The exercise asks you to copy every line below in which "close" appears.
────────────────
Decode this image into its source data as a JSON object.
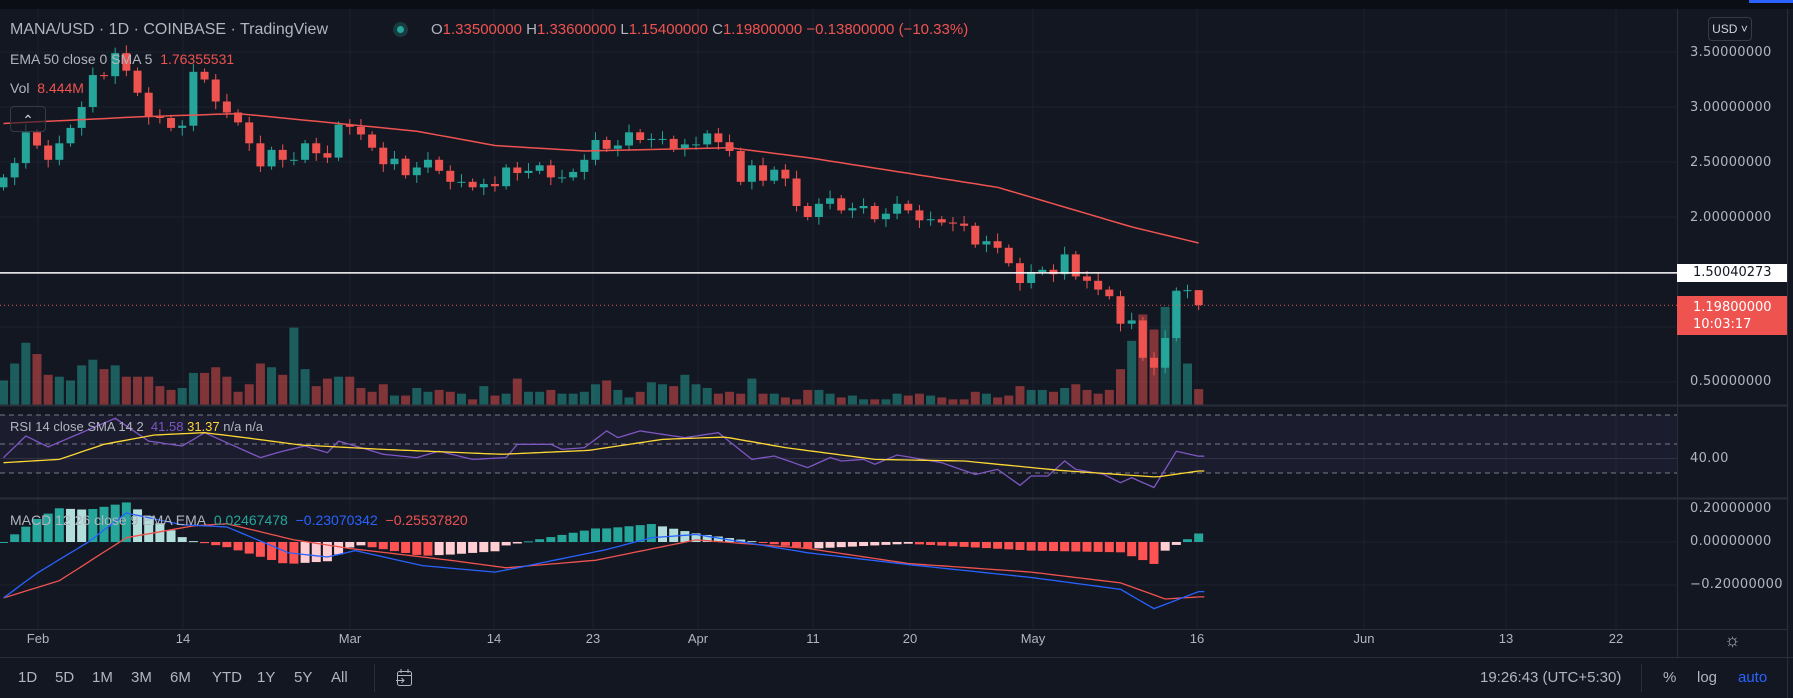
{
  "header": {
    "symbol_line": "MANA/USD · 1D · COINBASE · TradingView",
    "ohlc": {
      "o_label": "O",
      "o": "1.33500000",
      "h_label": "H",
      "h": "1.33600000",
      "l_label": "L",
      "l": "1.15400000",
      "c_label": "C",
      "c": "1.19800000",
      "change": "−0.13800000 (−10.33%)"
    },
    "status_icon": "market-status-dot-icon"
  },
  "indicators": {
    "ema": {
      "label": "EMA 50 close 0 SMA 5",
      "value": "1.76355531"
    },
    "vol": {
      "label": "Vol",
      "value": "8.444M"
    },
    "rsi": {
      "label": "RSI 14 close SMA 14 2",
      "rsi": "41.58",
      "sma": "31.37",
      "na1": "n/a",
      "na2": "n/a"
    },
    "macd": {
      "label": "MACD 12 26 close 9 EMA EMA",
      "hist": "0.02467478",
      "macd": "−0.23070342",
      "signal": "−0.25537820"
    }
  },
  "price_axis": {
    "currency": "USD",
    "labels": [
      "3.50000000",
      "3.00000000",
      "2.50000000",
      "2.00000000",
      "0.50000000"
    ],
    "horizontal_line_label": "1.50040273",
    "last_price": "1.19800000",
    "countdown": "10:03:17",
    "rsi_label": "40.00",
    "macd_labels": [
      "0.20000000",
      "0.00000000",
      "−0.20000000"
    ]
  },
  "time_axis": {
    "labels": [
      "Feb",
      "14",
      "Mar",
      "14",
      "23",
      "Apr",
      "11",
      "20",
      "May",
      "16",
      "Jun",
      "13",
      "22"
    ]
  },
  "bottom_bar": {
    "ranges": [
      "1D",
      "5D",
      "1M",
      "3M",
      "6M",
      "YTD",
      "1Y",
      "5Y",
      "All"
    ],
    "clock": "19:26:43 (UTC+5:30)",
    "percent": "%",
    "log": "log",
    "auto": "auto"
  },
  "colors": {
    "up": "#26a69a",
    "down": "#ef5350",
    "ema": "#ef5350",
    "rsi": "#7e57c2",
    "rsi_sma": "#fdd835",
    "macd": "#2962ff",
    "signal": "#ef5350",
    "bg": "#131722",
    "accent": "#2962ff"
  },
  "chart_data": {
    "type": "candlestick",
    "symbol": "MANA/USD",
    "interval": "1D",
    "first_bar": "Jan 29",
    "last_bar": "May 16",
    "open_first": 2.27,
    "close": [
      2.36,
      2.49,
      2.77,
      2.65,
      2.52,
      2.67,
      2.81,
      3.0,
      3.29,
      3.28,
      3.49,
      3.33,
      3.13,
      2.91,
      2.9,
      2.81,
      2.83,
      3.32,
      3.25,
      3.05,
      2.95,
      2.86,
      2.67,
      2.46,
      2.61,
      2.52,
      2.52,
      2.67,
      2.58,
      2.54,
      2.84,
      2.82,
      2.75,
      2.63,
      2.48,
      2.53,
      2.38,
      2.45,
      2.52,
      2.42,
      2.32,
      2.32,
      2.27,
      2.3,
      2.28,
      2.45,
      2.4,
      2.42,
      2.47,
      2.36,
      2.36,
      2.41,
      2.52,
      2.7,
      2.62,
      2.65,
      2.77,
      2.7,
      2.71,
      2.71,
      2.62,
      2.66,
      2.66,
      2.76,
      2.68,
      2.6,
      2.32,
      2.47,
      2.33,
      2.43,
      2.35,
      2.1,
      2.0,
      2.12,
      2.17,
      2.06,
      2.08,
      2.1,
      1.98,
      2.03,
      2.12,
      2.06,
      1.97,
      1.98,
      1.95,
      1.94,
      1.92,
      1.75,
      1.78,
      1.72,
      1.58,
      1.4,
      1.5,
      1.52,
      1.48,
      1.66,
      1.46,
      1.42,
      1.34,
      1.28,
      1.03,
      1.06,
      0.72,
      0.63,
      0.9,
      1.33,
      1.335,
      1.198
    ],
    "last_bar_ohlc": {
      "open": 1.335,
      "high": 1.336,
      "low": 1.154,
      "close": 1.198
    },
    "volume_millions": [
      13,
      22,
      33,
      27,
      16,
      15,
      13,
      21,
      24,
      19,
      21,
      15,
      15,
      15,
      10,
      8,
      9,
      17,
      17,
      20,
      15,
      7,
      11,
      22,
      20,
      16,
      41,
      19,
      10,
      14,
      15,
      15,
      9,
      7,
      11,
      5,
      5,
      9,
      7,
      8,
      7,
      6,
      3,
      10,
      5,
      6,
      14,
      7,
      7,
      8,
      6,
      6,
      7,
      11,
      13,
      8,
      4,
      7,
      12,
      11,
      10,
      16,
      11,
      9,
      6,
      7,
      6,
      14,
      6,
      6,
      4,
      3,
      8,
      8,
      6,
      4,
      5,
      3,
      3,
      3,
      6,
      5,
      6,
      5,
      4,
      3,
      3,
      7,
      6,
      4,
      5,
      10,
      8,
      8,
      7,
      9,
      11,
      8,
      6,
      8,
      19,
      34,
      48,
      40,
      52,
      60,
      22,
      8.444
    ],
    "ema50_keypoints": [
      [
        0,
        2.85
      ],
      [
        12,
        2.91
      ],
      [
        21,
        2.94
      ],
      [
        29,
        2.86
      ],
      [
        37,
        2.78
      ],
      [
        44,
        2.65
      ],
      [
        52,
        2.6
      ],
      [
        65,
        2.63
      ],
      [
        72,
        2.54
      ],
      [
        89,
        2.27
      ],
      [
        101,
        1.91
      ],
      [
        107,
        1.7636
      ]
    ],
    "horizontal_line": 1.50040273,
    "price_range": [
      0.3,
      3.7
    ],
    "rsi_keypoints": [
      [
        0,
        40.6
      ],
      [
        2,
        55.5
      ],
      [
        4,
        48
      ],
      [
        10,
        67.7
      ],
      [
        13,
        52
      ],
      [
        16,
        48.6
      ],
      [
        18,
        57.8
      ],
      [
        23,
        40.6
      ],
      [
        25,
        45
      ],
      [
        27,
        48.6
      ],
      [
        29,
        44
      ],
      [
        30,
        52
      ],
      [
        34,
        42.9
      ],
      [
        37,
        40.6
      ],
      [
        39,
        45
      ],
      [
        42,
        39.4
      ],
      [
        45,
        40.6
      ],
      [
        46,
        49.8
      ],
      [
        49,
        49.8
      ],
      [
        50,
        46.3
      ],
      [
        52,
        47.5
      ],
      [
        54,
        59
      ],
      [
        55,
        54.4
      ],
      [
        57,
        59
      ],
      [
        59,
        56.7
      ],
      [
        61,
        54.4
      ],
      [
        64,
        57.8
      ],
      [
        67,
        39.4
      ],
      [
        69,
        41.7
      ],
      [
        72,
        33.7
      ],
      [
        74,
        40.6
      ],
      [
        75,
        38.3
      ],
      [
        77,
        39.4
      ],
      [
        78,
        36
      ],
      [
        80,
        42.4
      ],
      [
        84,
        37.1
      ],
      [
        87,
        29
      ],
      [
        89,
        32.5
      ],
      [
        91,
        21.5
      ],
      [
        92,
        27.9
      ],
      [
        93.5,
        27.9
      ],
      [
        95,
        38.3
      ],
      [
        96,
        32.5
      ],
      [
        98.5,
        29
      ],
      [
        100,
        23.3
      ],
      [
        101,
        26.8
      ],
      [
        103,
        20
      ],
      [
        105,
        45
      ],
      [
        107,
        41.58
      ]
    ],
    "rsi_sma_keypoints": [
      [
        0,
        37.1
      ],
      [
        5,
        39.4
      ],
      [
        9,
        49.8
      ],
      [
        13.5,
        56.2
      ],
      [
        18,
        57.8
      ],
      [
        21.6,
        54.4
      ],
      [
        26.6,
        49.3
      ],
      [
        34,
        46.3
      ],
      [
        44.6,
        42.9
      ],
      [
        52.4,
        45.6
      ],
      [
        59,
        53.2
      ],
      [
        64.6,
        54.8
      ],
      [
        70,
        47.5
      ],
      [
        78,
        39.4
      ],
      [
        86,
        38.3
      ],
      [
        94.6,
        31.8
      ],
      [
        103.2,
        27.2
      ],
      [
        107,
        31.37
      ]
    ],
    "rsi_bands": [
      70,
      50,
      30
    ],
    "macd_keypoints": [
      [
        0,
        -0.26
      ],
      [
        3,
        -0.145
      ],
      [
        7.6,
        0
      ],
      [
        11,
        0.135
      ],
      [
        16,
        0.08
      ],
      [
        20,
        0.07
      ],
      [
        25.5,
        -0.05
      ],
      [
        29,
        -0.07
      ],
      [
        31.5,
        -0.04
      ],
      [
        37.5,
        -0.11
      ],
      [
        44,
        -0.14
      ],
      [
        46,
        -0.12
      ],
      [
        54,
        -0.035
      ],
      [
        58,
        0.02
      ],
      [
        62,
        0.035
      ],
      [
        72,
        -0.05
      ],
      [
        81,
        -0.105
      ],
      [
        92,
        -0.165
      ],
      [
        100,
        -0.22
      ],
      [
        103,
        -0.31
      ],
      [
        107,
        -0.2307
      ]
    ],
    "signal_keypoints": [
      [
        0,
        -0.26
      ],
      [
        5,
        -0.18
      ],
      [
        11,
        0.02
      ],
      [
        17,
        0.075
      ],
      [
        20,
        0.085
      ],
      [
        26,
        0.01
      ],
      [
        31,
        -0.03
      ],
      [
        40,
        -0.085
      ],
      [
        45,
        -0.12
      ],
      [
        53,
        -0.085
      ],
      [
        62,
        0.01
      ],
      [
        72,
        -0.03
      ],
      [
        81,
        -0.1
      ],
      [
        92,
        -0.14
      ],
      [
        100,
        -0.19
      ],
      [
        104,
        -0.265
      ],
      [
        107,
        -0.2554
      ]
    ]
  }
}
────────────────
## RESPONSE BELOW
      "label": "EMA 50 close 0 SMA 5",
      "label": "RSI 14 close SMA 14 2",
      "label": "MACD 12 26 close 9 EMA EMA",
    "close": [
      "close": 1.198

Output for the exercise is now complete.